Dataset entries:
──────────────────────────────

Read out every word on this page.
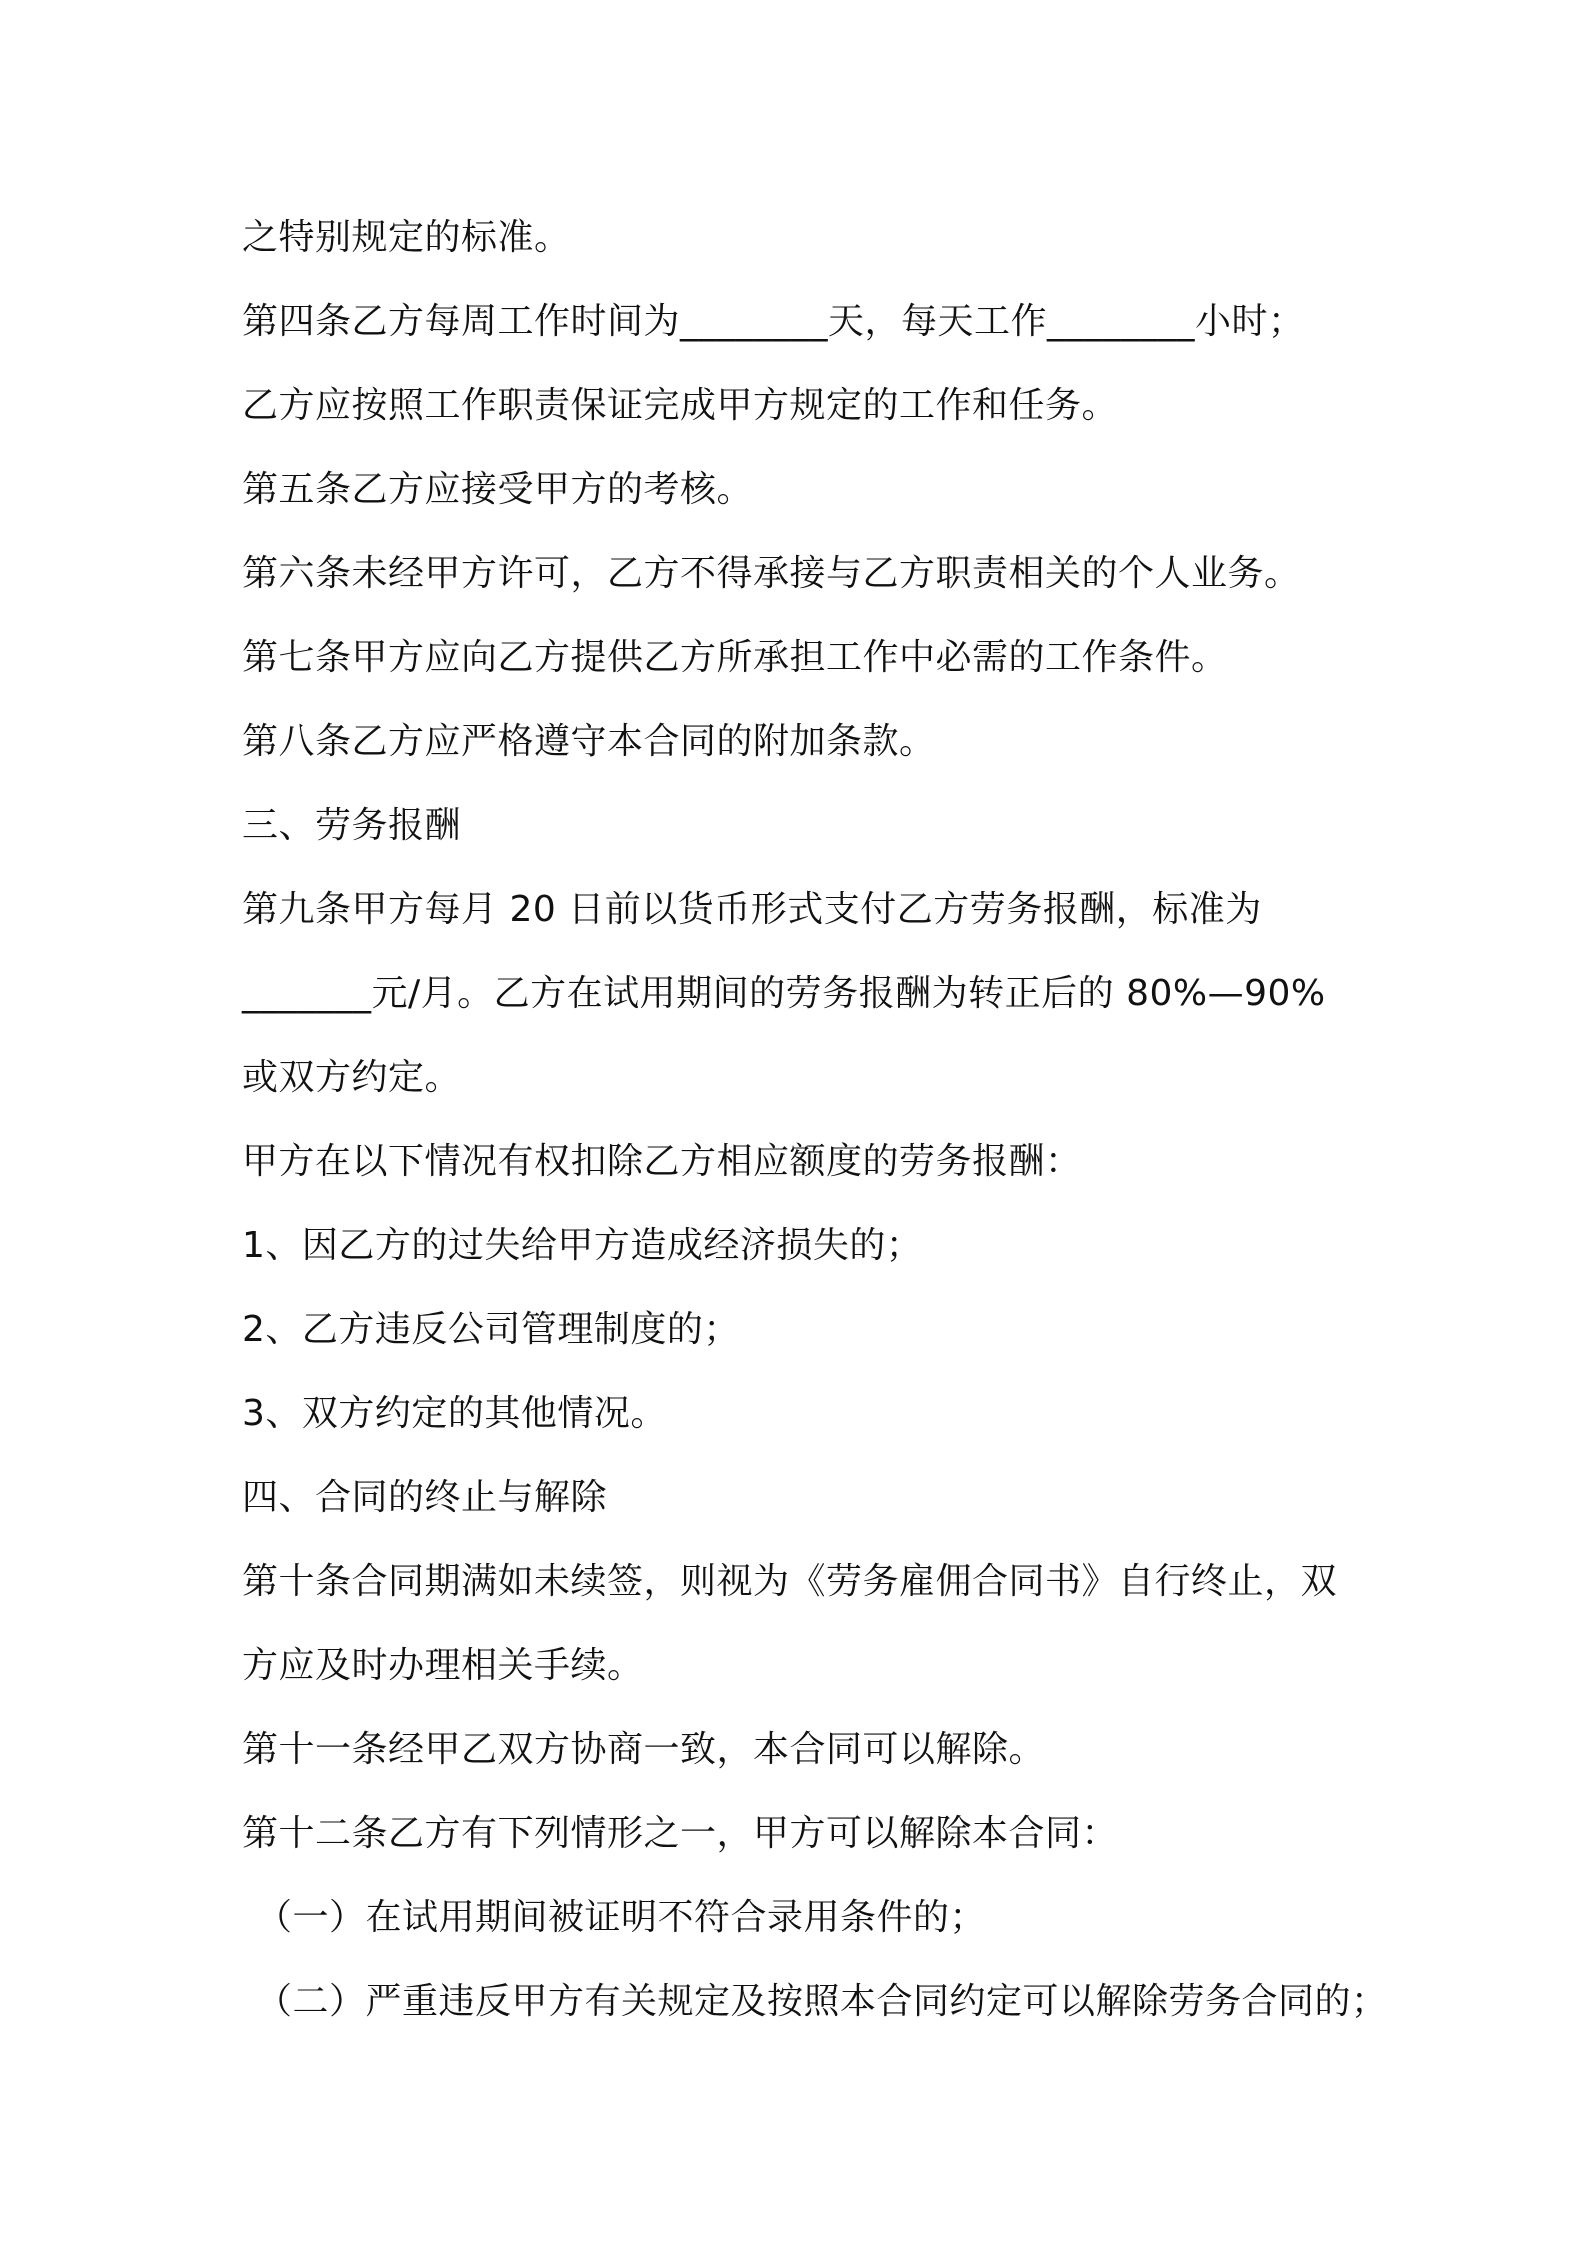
之特别规定的标准。
第四条乙方每周工作时间为________天，每天工作________小时；
乙方应按照工作职责保证完成甲方规定的工作和任务。
第五条乙方应接受甲方的考核。
第六条未经甲方许可，乙方不得承接与乙方职责相关的个人业务。
第七条甲方应向乙方提供乙方所承担工作中必需的工作条件。
第八条乙方应严格遵守本合同的附加条款。
三、劳务报酬
第九条甲方每月 20 日前以货币形式支付乙方劳务报酬，标准为
_______元/月。乙方在试用期间的劳务报酬为转正后的 80%—90%
或双方约定。
甲方在以下情况有权扣除乙方相应额度的劳务报酬：
1、因乙方的过失给甲方造成经济损失的；
2、乙方违反公司管理制度的；
3、双方约定的其他情况。
四、合同的终止与解除
第十条合同期满如未续签，则视为《劳务雇佣合同书》自行终止，双
方应及时办理相关手续。
第十一条经甲乙双方协商一致，本合同可以解除。
第十二条乙方有下列情形之一，甲方可以解除本合同：
（一）在试用期间被证明不符合录用条件的；
（二）严重违反甲方有关规定及按照本合同约定可以解除劳务合同的；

──────────────────────────────

TASK REQUIREMENTS: Restate every record exactly, please; do not copy the pictures.

TASK RESULT:
Read out every word on this page.
之特别规定的标准。
第四条乙方每周工作时间为________天，每天工作________小时；
乙方应按照工作职责保证完成甲方规定的工作和任务。
第五条乙方应接受甲方的考核。
第六条未经甲方许可，乙方不得承接与乙方职责相关的个人业务。
第七条甲方应向乙方提供乙方所承担工作中必需的工作条件。
第八条乙方应严格遵守本合同的附加条款。
三、劳务报酬
第九条甲方每月 20 日前以货币形式支付乙方劳务报酬，标准为
_______元/月。乙方在试用期间的劳务报酬为转正后的 80%—90%
或双方约定。
甲方在以下情况有权扣除乙方相应额度的劳务报酬：
1、因乙方的过失给甲方造成经济损失的；
2、乙方违反公司管理制度的；
3、双方约定的其他情况。
四、合同的终止与解除
第十条合同期满如未续签，则视为《劳务雇佣合同书》自行终止，双
方应及时办理相关手续。
第十一条经甲乙双方协商一致，本合同可以解除。
第十二条乙方有下列情形之一，甲方可以解除本合同：
（一）在试用期间被证明不符合录用条件的；
（二）严重违反甲方有关规定及按照本合同约定可以解除劳务合同的；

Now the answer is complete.